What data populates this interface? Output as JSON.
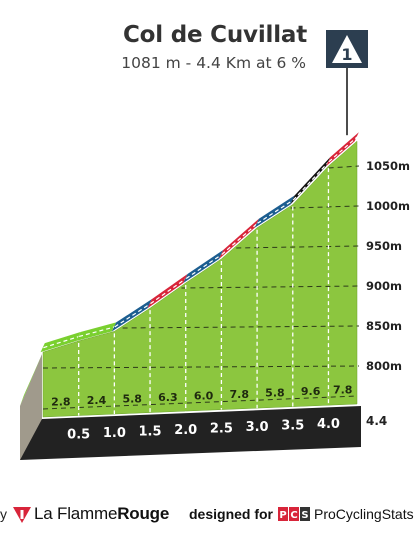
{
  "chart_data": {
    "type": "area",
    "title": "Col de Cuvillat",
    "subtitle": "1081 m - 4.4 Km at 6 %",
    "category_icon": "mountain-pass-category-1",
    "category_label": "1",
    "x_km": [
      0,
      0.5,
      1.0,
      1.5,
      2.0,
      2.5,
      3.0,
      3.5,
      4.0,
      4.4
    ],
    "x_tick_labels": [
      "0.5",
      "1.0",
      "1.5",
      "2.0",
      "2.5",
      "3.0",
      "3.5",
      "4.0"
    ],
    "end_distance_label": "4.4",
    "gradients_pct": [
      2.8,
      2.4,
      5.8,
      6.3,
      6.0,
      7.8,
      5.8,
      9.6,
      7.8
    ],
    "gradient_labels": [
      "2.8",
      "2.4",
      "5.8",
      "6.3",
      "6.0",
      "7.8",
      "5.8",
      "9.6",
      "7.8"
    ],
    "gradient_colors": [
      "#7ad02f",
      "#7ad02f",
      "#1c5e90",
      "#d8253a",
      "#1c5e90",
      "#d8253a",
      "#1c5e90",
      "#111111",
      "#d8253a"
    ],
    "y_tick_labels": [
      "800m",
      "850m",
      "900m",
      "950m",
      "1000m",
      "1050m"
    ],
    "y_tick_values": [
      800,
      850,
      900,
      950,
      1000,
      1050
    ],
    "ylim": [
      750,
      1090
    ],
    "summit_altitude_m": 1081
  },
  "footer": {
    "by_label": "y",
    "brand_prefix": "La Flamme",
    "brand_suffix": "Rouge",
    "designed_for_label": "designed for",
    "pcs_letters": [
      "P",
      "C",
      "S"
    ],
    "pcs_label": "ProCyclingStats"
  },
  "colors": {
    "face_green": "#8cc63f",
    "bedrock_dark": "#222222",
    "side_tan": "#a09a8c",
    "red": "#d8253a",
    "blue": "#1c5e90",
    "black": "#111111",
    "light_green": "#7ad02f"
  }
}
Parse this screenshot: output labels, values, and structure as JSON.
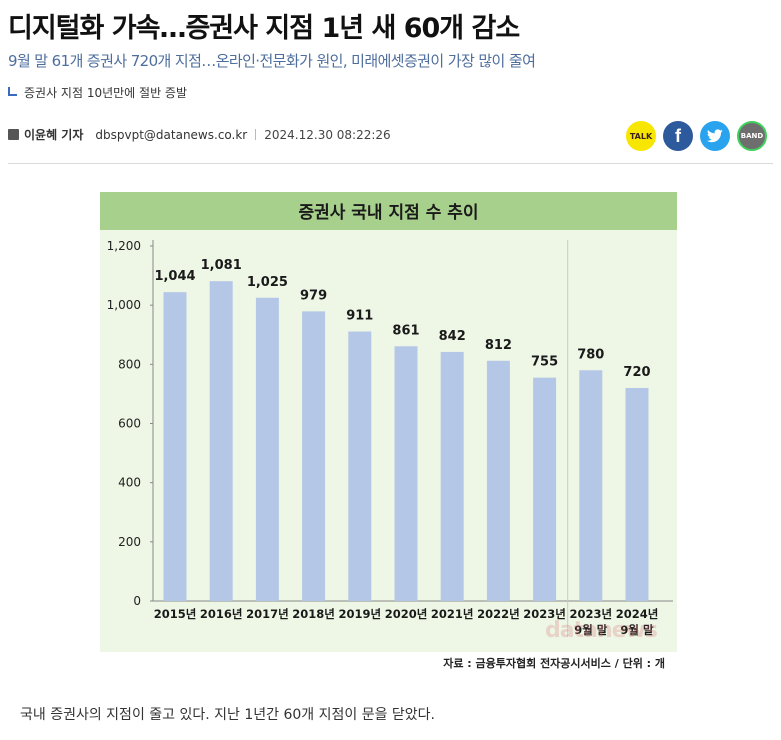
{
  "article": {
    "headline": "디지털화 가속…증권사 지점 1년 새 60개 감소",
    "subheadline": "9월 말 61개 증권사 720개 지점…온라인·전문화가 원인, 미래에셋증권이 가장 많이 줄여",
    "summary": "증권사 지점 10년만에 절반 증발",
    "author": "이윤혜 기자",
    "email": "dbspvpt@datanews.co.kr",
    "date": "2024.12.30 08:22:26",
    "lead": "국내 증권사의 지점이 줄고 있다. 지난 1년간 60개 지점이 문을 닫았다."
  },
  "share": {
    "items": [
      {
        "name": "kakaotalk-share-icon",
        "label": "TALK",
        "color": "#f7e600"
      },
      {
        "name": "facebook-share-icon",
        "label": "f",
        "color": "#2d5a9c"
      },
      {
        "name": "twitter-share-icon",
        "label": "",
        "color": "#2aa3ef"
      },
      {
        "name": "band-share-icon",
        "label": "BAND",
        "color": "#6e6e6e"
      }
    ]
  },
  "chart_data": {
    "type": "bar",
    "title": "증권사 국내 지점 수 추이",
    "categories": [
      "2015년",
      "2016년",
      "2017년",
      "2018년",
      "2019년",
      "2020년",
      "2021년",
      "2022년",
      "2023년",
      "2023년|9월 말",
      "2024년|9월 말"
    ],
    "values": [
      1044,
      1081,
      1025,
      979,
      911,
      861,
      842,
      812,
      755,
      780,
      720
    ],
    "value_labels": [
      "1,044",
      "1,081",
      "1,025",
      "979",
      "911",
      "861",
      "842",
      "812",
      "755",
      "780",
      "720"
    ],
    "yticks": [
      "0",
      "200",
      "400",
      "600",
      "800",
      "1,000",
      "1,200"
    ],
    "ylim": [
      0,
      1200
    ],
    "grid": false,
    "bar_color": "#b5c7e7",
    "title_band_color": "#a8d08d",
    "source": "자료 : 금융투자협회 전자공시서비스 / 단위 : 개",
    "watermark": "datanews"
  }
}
━━━━━━━━━━
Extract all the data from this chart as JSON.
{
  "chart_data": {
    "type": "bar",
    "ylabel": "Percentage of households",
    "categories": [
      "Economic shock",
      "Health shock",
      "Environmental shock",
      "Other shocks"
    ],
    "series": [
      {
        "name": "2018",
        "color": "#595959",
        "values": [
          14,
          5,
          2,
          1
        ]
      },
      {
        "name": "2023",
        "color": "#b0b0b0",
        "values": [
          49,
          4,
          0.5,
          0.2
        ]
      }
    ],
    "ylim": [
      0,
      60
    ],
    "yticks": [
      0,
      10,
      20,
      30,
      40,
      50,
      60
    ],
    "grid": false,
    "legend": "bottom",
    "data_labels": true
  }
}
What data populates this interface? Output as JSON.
━━━━━━━━━━
Problem description:
Go through the records above, find every line with the word "name", and list those lines.

Solved exercise:
        "name": "kakaotalk-share-icon",
        "name": "facebook-share-icon",
        "name": "twitter-share-icon",
        "name": "band-share-icon",
        "name": "2018",
        "name": "2023",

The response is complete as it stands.